### EXERCISE DETAILS:
Reproduce all the entries exactly.
+++++
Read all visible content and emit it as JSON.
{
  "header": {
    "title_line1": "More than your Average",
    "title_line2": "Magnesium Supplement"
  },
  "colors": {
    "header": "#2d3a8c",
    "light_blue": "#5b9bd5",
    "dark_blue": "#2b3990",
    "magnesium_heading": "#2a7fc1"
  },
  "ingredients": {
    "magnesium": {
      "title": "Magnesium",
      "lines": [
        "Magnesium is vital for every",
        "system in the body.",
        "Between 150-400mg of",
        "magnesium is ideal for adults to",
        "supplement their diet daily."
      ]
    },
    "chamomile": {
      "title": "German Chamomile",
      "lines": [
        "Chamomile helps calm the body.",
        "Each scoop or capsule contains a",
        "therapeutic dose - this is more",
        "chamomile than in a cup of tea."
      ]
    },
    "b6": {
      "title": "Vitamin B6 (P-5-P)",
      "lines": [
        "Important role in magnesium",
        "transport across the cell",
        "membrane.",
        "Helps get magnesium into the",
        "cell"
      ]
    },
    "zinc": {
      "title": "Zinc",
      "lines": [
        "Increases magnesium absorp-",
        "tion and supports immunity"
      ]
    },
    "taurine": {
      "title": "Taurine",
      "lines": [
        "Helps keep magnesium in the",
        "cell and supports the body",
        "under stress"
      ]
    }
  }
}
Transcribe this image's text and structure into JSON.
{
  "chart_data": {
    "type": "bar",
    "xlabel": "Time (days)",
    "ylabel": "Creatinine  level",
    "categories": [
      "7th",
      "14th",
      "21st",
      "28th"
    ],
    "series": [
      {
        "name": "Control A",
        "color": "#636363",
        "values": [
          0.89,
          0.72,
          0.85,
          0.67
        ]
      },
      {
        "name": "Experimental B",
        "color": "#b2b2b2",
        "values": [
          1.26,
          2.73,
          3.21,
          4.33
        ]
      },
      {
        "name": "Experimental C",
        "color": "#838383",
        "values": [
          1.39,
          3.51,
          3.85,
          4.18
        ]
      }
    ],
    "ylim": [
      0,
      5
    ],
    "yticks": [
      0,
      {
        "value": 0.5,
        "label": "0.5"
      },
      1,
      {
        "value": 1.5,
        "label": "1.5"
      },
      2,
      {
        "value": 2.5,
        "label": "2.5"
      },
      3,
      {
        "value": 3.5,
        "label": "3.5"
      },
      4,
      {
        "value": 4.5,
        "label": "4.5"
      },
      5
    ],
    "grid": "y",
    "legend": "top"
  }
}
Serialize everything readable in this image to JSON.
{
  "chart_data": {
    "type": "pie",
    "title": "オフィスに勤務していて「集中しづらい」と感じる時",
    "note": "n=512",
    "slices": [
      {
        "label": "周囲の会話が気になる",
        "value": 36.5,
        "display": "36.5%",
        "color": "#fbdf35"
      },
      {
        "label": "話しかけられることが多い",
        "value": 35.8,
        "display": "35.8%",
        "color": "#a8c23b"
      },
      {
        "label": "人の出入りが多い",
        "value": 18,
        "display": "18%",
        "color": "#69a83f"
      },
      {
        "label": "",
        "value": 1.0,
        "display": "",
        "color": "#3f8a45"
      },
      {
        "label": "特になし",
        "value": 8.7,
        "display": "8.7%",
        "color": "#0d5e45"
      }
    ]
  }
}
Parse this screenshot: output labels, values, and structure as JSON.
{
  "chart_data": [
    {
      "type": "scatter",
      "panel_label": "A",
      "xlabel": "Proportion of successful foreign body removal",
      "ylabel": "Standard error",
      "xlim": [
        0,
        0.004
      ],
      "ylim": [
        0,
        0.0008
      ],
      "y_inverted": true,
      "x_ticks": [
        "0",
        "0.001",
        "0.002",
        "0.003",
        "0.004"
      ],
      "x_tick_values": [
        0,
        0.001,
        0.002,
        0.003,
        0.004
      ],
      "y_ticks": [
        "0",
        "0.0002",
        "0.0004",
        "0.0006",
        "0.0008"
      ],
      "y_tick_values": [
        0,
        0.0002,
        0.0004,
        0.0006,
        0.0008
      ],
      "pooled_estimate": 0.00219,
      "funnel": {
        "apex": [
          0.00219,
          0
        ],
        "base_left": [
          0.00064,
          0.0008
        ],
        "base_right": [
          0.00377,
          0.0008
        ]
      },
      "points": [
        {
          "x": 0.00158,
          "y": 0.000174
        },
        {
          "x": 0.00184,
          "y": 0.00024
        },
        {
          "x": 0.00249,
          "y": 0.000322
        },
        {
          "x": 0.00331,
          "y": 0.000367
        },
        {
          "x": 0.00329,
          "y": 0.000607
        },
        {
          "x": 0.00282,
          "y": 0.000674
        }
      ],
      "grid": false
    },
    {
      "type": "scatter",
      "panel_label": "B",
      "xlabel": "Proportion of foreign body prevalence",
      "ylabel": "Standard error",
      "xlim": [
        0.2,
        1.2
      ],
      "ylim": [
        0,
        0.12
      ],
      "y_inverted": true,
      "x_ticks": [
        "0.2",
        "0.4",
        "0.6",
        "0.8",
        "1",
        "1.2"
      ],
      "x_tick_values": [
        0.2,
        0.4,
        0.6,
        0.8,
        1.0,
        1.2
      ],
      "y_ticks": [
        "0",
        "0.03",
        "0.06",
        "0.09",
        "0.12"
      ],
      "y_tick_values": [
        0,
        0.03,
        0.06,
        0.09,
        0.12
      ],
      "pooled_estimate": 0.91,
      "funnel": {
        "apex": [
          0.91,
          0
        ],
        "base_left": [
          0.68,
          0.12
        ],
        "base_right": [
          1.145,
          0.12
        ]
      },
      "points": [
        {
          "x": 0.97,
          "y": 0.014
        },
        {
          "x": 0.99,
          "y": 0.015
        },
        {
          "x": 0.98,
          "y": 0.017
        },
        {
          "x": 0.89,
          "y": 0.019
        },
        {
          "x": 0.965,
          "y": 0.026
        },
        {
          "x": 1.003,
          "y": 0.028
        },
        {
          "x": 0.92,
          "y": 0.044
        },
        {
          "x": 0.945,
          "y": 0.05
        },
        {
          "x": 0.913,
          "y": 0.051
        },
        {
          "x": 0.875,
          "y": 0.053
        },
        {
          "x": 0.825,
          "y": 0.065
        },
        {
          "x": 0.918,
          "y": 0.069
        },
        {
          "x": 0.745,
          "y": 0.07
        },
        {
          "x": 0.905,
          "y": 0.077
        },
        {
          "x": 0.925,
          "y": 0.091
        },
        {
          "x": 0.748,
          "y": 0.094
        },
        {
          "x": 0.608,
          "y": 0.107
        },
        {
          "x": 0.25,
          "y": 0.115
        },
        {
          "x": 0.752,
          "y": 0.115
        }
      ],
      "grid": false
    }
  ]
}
+++++
### SOLUTION TO THIS PROBLEM:
Read all visible content and emit it as JSON.
{
  "header": {
    "title_line1": "More than your Average",
    "title_line2": "Magnesium Supplement"
  },
  "colors": {
    "header": "#2d3a8c",
    "light_blue": "#5b9bd5",
    "dark_blue": "#2b3990",
    "magnesium_heading": "#2a7fc1"
  },
  "ingredients": {
    "magnesium": {
      "title": "Magnesium",
      "lines": [
        "Magnesium is vital for every",
        "system in the body.",
        "Between 150-400mg of",
        "magnesium is ideal for adults to",
        "supplement their diet daily."
      ]
    },
    "chamomile": {
      "title": "German Chamomile",
      "lines": [
        "Chamomile helps calm the body.",
        "Each scoop or capsule contains a",
        "therapeutic dose - this is more",
        "chamomile than in a cup of tea."
      ]
    },
    "b6": {
      "title": "Vitamin B6 (P-5-P)",
      "lines": [
        "Important role in magnesium",
        "transport across the cell",
        "membrane.",
        "Helps get magnesium into the",
        "cell"
      ]
    },
    "zinc": {
      "title": "Zinc",
      "lines": [
        "Increases magnesium absorp-",
        "tion and supports immunity"
      ]
    },
    "taurine": {
      "title": "Taurine",
      "lines": [
        "Helps keep magnesium in the",
        "cell and supports the body",
        "under stress"
      ]
    }
  }
}
Transcribe this image's text and structure into JSON.
{
  "chart_data": {
    "type": "bar",
    "xlabel": "Time (days)",
    "ylabel": "Creatinine  level",
    "categories": [
      "7th",
      "14th",
      "21st",
      "28th"
    ],
    "series": [
      {
        "name": "Control A",
        "color": "#636363",
        "values": [
          0.89,
          0.72,
          0.85,
          0.67
        ]
      },
      {
        "name": "Experimental B",
        "color": "#b2b2b2",
        "values": [
          1.26,
          2.73,
          3.21,
          4.33
        ]
      },
      {
        "name": "Experimental C",
        "color": "#838383",
        "values": [
          1.39,
          3.51,
          3.85,
          4.18
        ]
      }
    ],
    "ylim": [
      0,
      5
    ],
    "yticks": [
      0,
      {
        "value": 0.5,
        "label": "0.5"
      },
      1,
      {
        "value": 1.5,
        "label": "1.5"
      },
      2,
      {
        "value": 2.5,
        "label": "2.5"
      },
      3,
      {
        "value": 3.5,
        "label": "3.5"
      },
      4,
      {
        "value": 4.5,
        "label": "4.5"
      },
      5
    ],
    "grid": "y",
    "legend": "top"
  }
}
Serialize everything readable in this image to JSON.
{
  "chart_data": {
    "type": "pie",
    "title": "オフィスに勤務していて「集中しづらい」と感じる時",
    "note": "n=512",
    "slices": [
      {
        "label": "周囲の会話が気になる",
        "value": 36.5,
        "display": "36.5%",
        "color": "#fbdf35"
      },
      {
        "label": "話しかけられることが多い",
        "value": 35.8,
        "display": "35.8%",
        "color": "#a8c23b"
      },
      {
        "label": "人の出入りが多い",
        "value": 18,
        "display": "18%",
        "color": "#69a83f"
      },
      {
        "label": "",
        "value": 1.0,
        "display": "",
        "color": "#3f8a45"
      },
      {
        "label": "特になし",
        "value": 8.7,
        "display": "8.7%",
        "color": "#0d5e45"
      }
    ]
  }
}
Parse this screenshot: output labels, values, and structure as JSON.
{
  "chart_data": [
    {
      "type": "scatter",
      "panel_label": "A",
      "xlabel": "Proportion of successful foreign body removal",
      "ylabel": "Standard error",
      "xlim": [
        0,
        0.004
      ],
      "ylim": [
        0,
        0.0008
      ],
      "y_inverted": true,
      "x_ticks": [
        "0",
        "0.001",
        "0.002",
        "0.003",
        "0.004"
      ],
      "x_tick_values": [
        0,
        0.001,
        0.002,
        0.003,
        0.004
      ],
      "y_ticks": [
        "0",
        "0.0002",
        "0.0004",
        "0.0006",
        "0.0008"
      ],
      "y_tick_values": [
        0,
        0.0002,
        0.0004,
        0.0006,
        0.0008
      ],
      "pooled_estimate": 0.00219,
      "funnel": {
        "apex": [
          0.00219,
          0
        ],
        "base_left": [
          0.00064,
          0.0008
        ],
        "base_right": [
          0.00377,
          0.0008
        ]
      },
      "points": [
        {
          "x": 0.00158,
          "y": 0.000174
        },
        {
          "x": 0.00184,
          "y": 0.00024
        },
        {
          "x": 0.00249,
          "y": 0.000322
        },
        {
          "x": 0.00331,
          "y": 0.000367
        },
        {
          "x": 0.00329,
          "y": 0.000607
        },
        {
          "x": 0.00282,
          "y": 0.000674
        }
      ],
      "grid": false
    },
    {
      "type": "scatter",
      "panel_label": "B",
      "xlabel": "Proportion of foreign body prevalence",
      "ylabel": "Standard error",
      "xlim": [
        0.2,
        1.2
      ],
      "ylim": [
        0,
        0.12
      ],
      "y_inverted": true,
      "x_ticks": [
        "0.2",
        "0.4",
        "0.6",
        "0.8",
        "1",
        "1.2"
      ],
      "x_tick_values": [
        0.2,
        0.4,
        0.6,
        0.8,
        1.0,
        1.2
      ],
      "y_ticks": [
        "0",
        "0.03",
        "0.06",
        "0.09",
        "0.12"
      ],
      "y_tick_values": [
        0,
        0.03,
        0.06,
        0.09,
        0.12
      ],
      "pooled_estimate": 0.91,
      "funnel": {
        "apex": [
          0.91,
          0
        ],
        "base_left": [
          0.68,
          0.12
        ],
        "base_right": [
          1.145,
          0.12
        ]
      },
      "points": [
        {
          "x": 0.97,
          "y": 0.014
        },
        {
          "x": 0.99,
          "y": 0.015
        },
        {
          "x": 0.98,
          "y": 0.017
        },
        {
          "x": 0.89,
          "y": 0.019
        },
        {
          "x": 0.965,
          "y": 0.026
        },
        {
          "x": 1.003,
          "y": 0.028
        },
        {
          "x": 0.92,
          "y": 0.044
        },
        {
          "x": 0.945,
          "y": 0.05
        },
        {
          "x": 0.913,
          "y": 0.051
        },
        {
          "x": 0.875,
          "y": 0.053
        },
        {
          "x": 0.825,
          "y": 0.065
        },
        {
          "x": 0.918,
          "y": 0.069
        },
        {
          "x": 0.745,
          "y": 0.07
        },
        {
          "x": 0.905,
          "y": 0.077
        },
        {
          "x": 0.925,
          "y": 0.091
        },
        {
          "x": 0.748,
          "y": 0.094
        },
        {
          "x": 0.608,
          "y": 0.107
        },
        {
          "x": 0.25,
          "y": 0.115
        },
        {
          "x": 0.752,
          "y": 0.115
        }
      ],
      "grid": false
    }
  ]
}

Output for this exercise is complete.